* BEGIN Records *

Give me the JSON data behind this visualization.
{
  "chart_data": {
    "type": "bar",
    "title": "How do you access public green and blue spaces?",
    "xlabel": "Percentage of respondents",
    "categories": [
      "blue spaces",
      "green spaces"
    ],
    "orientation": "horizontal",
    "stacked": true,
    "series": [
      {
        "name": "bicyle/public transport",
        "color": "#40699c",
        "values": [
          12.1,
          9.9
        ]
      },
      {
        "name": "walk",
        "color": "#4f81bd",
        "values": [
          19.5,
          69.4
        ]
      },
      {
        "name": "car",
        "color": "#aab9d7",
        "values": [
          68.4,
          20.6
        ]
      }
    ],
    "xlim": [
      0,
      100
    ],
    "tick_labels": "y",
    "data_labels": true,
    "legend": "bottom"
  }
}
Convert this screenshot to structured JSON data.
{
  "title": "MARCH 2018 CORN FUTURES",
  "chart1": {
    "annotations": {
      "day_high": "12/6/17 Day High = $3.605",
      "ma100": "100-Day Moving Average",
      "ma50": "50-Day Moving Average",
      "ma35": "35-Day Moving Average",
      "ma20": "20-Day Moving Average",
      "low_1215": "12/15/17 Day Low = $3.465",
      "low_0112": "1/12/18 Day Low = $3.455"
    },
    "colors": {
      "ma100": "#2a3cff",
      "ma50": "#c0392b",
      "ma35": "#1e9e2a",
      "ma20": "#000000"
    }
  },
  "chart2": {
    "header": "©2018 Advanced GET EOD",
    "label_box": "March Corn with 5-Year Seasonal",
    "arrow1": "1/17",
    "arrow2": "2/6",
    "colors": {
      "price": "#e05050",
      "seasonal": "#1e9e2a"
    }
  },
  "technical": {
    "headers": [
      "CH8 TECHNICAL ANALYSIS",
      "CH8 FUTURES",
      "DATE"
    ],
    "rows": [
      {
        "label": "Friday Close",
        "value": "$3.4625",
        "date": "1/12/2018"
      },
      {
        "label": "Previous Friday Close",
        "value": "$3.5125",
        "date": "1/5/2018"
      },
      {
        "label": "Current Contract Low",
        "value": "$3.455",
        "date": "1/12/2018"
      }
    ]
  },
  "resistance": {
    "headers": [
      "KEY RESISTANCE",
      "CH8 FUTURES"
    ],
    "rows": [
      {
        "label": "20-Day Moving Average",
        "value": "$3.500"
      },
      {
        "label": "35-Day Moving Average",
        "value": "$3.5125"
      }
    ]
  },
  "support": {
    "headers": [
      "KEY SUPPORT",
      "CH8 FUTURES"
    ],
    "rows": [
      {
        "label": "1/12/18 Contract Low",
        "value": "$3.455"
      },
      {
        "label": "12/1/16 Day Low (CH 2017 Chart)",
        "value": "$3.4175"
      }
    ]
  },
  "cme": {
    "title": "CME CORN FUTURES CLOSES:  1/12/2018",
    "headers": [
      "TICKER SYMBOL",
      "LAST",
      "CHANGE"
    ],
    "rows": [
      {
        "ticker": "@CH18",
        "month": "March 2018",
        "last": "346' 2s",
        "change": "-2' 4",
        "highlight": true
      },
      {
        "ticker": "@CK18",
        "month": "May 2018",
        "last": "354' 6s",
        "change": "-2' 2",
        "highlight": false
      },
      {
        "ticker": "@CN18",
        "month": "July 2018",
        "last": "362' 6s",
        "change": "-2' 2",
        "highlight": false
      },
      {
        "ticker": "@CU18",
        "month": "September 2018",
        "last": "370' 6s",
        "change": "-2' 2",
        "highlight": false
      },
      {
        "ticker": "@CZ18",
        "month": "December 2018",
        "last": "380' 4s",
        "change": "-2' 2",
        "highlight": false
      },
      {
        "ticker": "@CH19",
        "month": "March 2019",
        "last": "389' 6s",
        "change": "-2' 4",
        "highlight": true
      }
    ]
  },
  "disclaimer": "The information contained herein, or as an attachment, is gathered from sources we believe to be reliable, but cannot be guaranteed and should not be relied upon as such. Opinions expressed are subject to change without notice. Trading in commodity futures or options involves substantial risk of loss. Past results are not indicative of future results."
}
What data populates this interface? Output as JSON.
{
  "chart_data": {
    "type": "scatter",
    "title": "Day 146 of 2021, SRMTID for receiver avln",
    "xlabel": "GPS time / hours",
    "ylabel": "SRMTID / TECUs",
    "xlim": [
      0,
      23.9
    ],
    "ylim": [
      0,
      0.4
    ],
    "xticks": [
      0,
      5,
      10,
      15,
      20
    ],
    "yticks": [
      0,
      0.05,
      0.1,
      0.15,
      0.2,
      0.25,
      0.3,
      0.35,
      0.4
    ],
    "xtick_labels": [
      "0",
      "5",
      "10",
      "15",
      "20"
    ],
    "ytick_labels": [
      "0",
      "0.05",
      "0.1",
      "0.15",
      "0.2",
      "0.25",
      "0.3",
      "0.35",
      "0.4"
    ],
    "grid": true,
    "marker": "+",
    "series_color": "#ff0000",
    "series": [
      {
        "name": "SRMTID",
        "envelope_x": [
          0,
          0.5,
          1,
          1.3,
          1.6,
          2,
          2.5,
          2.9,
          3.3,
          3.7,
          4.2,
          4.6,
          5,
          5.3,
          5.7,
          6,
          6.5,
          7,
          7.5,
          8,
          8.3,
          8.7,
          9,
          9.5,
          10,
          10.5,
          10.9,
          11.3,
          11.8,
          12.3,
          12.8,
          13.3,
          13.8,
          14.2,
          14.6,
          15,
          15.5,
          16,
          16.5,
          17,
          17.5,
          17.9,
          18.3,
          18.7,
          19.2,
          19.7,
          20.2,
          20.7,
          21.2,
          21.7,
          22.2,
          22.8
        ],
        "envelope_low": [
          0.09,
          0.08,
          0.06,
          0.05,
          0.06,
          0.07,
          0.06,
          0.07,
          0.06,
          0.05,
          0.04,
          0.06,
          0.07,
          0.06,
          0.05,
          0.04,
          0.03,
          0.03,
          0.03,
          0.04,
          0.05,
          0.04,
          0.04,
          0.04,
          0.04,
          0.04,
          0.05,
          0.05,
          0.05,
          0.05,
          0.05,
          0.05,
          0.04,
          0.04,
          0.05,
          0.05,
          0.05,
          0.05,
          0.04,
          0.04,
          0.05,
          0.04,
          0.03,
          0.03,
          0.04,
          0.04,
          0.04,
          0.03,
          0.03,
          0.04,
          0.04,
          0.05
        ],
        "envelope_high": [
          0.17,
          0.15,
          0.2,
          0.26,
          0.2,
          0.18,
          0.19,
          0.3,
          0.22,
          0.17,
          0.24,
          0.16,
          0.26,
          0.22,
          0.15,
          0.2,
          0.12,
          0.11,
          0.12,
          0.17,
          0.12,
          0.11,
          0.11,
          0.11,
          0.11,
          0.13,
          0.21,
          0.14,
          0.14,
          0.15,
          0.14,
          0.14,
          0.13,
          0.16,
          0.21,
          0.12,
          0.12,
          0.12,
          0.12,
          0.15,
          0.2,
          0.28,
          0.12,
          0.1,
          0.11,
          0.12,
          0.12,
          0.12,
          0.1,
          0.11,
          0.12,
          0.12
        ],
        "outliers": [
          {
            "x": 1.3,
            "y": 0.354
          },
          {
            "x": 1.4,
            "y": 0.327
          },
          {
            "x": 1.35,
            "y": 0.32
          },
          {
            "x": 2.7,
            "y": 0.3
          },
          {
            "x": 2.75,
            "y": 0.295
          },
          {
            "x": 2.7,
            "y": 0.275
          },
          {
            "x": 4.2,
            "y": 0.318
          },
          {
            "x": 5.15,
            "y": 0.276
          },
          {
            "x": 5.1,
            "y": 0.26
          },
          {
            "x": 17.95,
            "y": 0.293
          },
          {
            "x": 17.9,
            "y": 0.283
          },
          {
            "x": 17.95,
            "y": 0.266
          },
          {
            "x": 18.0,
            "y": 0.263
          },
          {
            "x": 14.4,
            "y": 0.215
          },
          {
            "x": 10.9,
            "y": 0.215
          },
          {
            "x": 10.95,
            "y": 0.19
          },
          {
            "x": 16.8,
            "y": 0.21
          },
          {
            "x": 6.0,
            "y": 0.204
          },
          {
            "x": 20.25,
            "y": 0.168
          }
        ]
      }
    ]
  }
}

* END Records *

**Short task:**
Pull out every line containing "xlabel".

**Answer to the problem:**
    "xlabel": "Percentage of respondents",
    "xlabel": "GPS time / hours",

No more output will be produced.